WHAT NEEDS TO BE DONE:
In the listing below, how many lines contain the word "JSON"? Please respond with the number only.

Figure record extracts:
◇ ◇ ◇

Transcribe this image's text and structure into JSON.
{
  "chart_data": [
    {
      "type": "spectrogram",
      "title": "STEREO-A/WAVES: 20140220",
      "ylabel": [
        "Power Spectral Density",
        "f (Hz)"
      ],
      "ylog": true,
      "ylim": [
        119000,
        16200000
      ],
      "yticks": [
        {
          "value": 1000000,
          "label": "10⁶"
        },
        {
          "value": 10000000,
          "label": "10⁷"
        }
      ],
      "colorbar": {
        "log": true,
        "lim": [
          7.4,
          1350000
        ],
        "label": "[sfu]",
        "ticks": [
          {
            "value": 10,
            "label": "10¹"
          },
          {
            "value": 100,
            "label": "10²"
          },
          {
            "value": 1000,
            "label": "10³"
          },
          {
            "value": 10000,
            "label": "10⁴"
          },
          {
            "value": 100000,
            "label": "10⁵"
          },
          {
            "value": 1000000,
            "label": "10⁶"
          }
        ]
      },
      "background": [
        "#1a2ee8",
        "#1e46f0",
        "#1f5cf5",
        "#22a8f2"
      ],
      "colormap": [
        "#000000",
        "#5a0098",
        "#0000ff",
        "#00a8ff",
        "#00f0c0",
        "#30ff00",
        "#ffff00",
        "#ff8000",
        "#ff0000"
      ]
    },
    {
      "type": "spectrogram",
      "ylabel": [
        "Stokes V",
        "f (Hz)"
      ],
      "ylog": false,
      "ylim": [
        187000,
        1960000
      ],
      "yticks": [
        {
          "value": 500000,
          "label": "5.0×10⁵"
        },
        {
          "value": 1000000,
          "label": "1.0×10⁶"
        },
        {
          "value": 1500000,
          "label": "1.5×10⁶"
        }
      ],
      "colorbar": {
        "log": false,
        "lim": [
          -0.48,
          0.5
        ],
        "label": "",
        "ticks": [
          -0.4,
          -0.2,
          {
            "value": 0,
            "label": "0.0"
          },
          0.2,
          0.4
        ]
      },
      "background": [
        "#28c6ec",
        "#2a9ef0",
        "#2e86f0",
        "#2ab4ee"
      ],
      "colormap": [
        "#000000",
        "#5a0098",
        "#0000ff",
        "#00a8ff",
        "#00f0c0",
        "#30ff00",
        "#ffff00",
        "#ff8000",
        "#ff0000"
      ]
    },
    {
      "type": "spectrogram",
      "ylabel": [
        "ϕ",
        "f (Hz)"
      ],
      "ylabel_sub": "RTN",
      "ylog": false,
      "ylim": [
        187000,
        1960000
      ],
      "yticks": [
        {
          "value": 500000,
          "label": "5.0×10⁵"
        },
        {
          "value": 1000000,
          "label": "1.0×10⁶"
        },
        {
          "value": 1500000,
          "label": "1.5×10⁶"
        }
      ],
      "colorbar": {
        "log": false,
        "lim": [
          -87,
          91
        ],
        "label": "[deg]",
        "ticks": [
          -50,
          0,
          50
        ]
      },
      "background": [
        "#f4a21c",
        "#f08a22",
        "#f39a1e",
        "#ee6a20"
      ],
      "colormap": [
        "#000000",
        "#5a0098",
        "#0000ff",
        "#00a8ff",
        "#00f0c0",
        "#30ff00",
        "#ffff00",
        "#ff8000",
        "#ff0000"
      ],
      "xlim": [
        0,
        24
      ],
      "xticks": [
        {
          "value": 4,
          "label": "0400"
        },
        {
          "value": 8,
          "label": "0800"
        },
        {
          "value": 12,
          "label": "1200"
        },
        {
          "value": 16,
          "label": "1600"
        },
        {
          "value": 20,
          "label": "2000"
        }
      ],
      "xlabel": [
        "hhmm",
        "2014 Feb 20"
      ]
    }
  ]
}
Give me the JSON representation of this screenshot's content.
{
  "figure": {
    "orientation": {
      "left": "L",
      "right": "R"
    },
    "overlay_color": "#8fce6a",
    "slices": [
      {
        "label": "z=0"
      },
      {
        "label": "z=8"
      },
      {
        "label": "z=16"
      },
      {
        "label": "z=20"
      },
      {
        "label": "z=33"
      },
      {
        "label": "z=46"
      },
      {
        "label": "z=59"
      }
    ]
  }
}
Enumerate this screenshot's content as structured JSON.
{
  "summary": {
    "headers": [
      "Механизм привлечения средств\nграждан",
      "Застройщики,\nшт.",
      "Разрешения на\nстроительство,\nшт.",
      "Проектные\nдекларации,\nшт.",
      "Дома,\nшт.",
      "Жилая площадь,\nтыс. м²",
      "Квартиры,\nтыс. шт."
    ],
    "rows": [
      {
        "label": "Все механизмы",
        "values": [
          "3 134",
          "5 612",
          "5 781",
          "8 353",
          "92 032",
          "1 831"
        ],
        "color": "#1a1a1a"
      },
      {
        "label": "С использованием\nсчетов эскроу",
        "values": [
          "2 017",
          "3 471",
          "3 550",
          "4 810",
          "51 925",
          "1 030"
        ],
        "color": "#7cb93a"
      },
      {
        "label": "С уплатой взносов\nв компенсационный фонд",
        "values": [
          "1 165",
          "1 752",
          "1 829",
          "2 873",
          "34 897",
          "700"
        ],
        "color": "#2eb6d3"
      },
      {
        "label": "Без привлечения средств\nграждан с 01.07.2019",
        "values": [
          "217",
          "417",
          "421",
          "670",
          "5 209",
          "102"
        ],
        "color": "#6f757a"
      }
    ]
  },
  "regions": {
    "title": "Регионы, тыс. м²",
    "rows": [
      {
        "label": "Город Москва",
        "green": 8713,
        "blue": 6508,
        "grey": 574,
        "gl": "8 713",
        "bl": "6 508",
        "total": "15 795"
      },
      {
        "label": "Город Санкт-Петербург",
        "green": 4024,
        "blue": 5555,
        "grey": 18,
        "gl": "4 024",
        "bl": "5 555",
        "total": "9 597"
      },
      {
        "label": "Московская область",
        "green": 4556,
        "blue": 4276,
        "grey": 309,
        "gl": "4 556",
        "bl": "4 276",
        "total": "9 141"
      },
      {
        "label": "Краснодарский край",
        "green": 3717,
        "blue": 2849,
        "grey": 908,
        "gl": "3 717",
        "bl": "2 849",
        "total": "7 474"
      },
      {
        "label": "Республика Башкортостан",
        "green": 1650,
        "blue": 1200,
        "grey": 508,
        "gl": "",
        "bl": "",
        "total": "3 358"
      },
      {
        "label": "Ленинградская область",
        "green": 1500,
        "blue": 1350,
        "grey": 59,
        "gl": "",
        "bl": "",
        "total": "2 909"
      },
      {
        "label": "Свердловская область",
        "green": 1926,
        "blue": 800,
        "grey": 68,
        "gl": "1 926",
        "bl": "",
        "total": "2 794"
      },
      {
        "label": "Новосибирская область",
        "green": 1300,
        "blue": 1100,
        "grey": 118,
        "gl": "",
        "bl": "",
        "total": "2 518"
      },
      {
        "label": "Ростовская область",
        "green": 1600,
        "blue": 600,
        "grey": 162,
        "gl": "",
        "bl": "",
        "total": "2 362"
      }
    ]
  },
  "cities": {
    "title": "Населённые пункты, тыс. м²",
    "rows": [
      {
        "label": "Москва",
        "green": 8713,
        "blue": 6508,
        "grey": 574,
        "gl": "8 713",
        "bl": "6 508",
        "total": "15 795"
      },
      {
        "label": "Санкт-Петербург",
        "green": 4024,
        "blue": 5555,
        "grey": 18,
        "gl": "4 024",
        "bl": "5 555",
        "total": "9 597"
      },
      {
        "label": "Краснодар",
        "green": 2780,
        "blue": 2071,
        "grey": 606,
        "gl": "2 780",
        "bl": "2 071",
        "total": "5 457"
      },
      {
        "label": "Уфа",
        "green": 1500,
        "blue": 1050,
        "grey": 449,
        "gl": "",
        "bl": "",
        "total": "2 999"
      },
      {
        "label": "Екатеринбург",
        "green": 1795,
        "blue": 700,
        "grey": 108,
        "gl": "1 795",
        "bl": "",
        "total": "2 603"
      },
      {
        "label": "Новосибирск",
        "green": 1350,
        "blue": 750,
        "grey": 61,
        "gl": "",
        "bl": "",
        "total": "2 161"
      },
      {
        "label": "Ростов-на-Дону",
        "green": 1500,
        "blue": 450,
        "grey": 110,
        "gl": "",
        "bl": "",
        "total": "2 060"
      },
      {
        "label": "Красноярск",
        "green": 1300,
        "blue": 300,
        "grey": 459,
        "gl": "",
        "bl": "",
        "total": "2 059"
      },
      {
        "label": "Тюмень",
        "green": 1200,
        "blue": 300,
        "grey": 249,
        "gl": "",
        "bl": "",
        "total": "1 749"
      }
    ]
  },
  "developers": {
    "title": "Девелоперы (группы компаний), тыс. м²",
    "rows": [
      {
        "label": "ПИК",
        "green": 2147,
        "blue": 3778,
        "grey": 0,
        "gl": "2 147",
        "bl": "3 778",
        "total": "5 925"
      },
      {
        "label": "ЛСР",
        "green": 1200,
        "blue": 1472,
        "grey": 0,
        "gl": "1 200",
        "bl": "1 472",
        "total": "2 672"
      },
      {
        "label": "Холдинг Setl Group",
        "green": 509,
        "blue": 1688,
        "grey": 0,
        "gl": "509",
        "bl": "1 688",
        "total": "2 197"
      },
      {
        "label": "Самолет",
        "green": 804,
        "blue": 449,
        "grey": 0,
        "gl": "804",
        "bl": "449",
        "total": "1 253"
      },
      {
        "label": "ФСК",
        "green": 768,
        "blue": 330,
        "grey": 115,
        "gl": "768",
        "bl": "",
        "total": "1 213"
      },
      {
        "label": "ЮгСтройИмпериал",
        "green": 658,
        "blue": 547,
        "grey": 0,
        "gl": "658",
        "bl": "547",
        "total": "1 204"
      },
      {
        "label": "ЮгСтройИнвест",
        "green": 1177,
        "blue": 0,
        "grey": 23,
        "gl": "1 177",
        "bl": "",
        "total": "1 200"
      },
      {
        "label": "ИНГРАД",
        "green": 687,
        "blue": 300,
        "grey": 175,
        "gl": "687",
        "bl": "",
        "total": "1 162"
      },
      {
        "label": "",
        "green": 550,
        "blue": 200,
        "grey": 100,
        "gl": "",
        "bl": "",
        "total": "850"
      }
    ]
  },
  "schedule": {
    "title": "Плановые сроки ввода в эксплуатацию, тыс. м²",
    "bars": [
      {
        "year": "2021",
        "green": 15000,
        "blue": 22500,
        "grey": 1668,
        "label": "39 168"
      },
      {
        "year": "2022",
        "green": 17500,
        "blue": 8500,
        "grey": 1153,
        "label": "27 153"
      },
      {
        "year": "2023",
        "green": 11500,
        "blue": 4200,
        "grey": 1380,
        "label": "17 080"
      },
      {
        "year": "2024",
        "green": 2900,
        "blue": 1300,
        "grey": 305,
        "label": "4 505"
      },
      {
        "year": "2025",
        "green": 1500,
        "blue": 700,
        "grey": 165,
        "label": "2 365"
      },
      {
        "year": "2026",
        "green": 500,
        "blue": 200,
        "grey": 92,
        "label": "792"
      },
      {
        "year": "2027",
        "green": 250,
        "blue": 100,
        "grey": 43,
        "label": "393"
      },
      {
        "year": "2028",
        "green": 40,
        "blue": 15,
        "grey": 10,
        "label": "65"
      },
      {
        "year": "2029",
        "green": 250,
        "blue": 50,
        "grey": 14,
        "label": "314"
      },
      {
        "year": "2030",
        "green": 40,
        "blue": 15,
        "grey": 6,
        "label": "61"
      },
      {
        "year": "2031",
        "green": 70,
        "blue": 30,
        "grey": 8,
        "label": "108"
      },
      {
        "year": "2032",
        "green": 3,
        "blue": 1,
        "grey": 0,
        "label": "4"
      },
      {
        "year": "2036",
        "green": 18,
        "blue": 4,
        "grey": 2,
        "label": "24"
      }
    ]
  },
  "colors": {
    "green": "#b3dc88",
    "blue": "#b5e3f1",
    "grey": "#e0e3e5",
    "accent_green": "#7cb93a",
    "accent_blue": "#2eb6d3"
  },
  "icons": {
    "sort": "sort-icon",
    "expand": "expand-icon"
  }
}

◇ ◇ ◇

COMPLETE RESPONSE:
3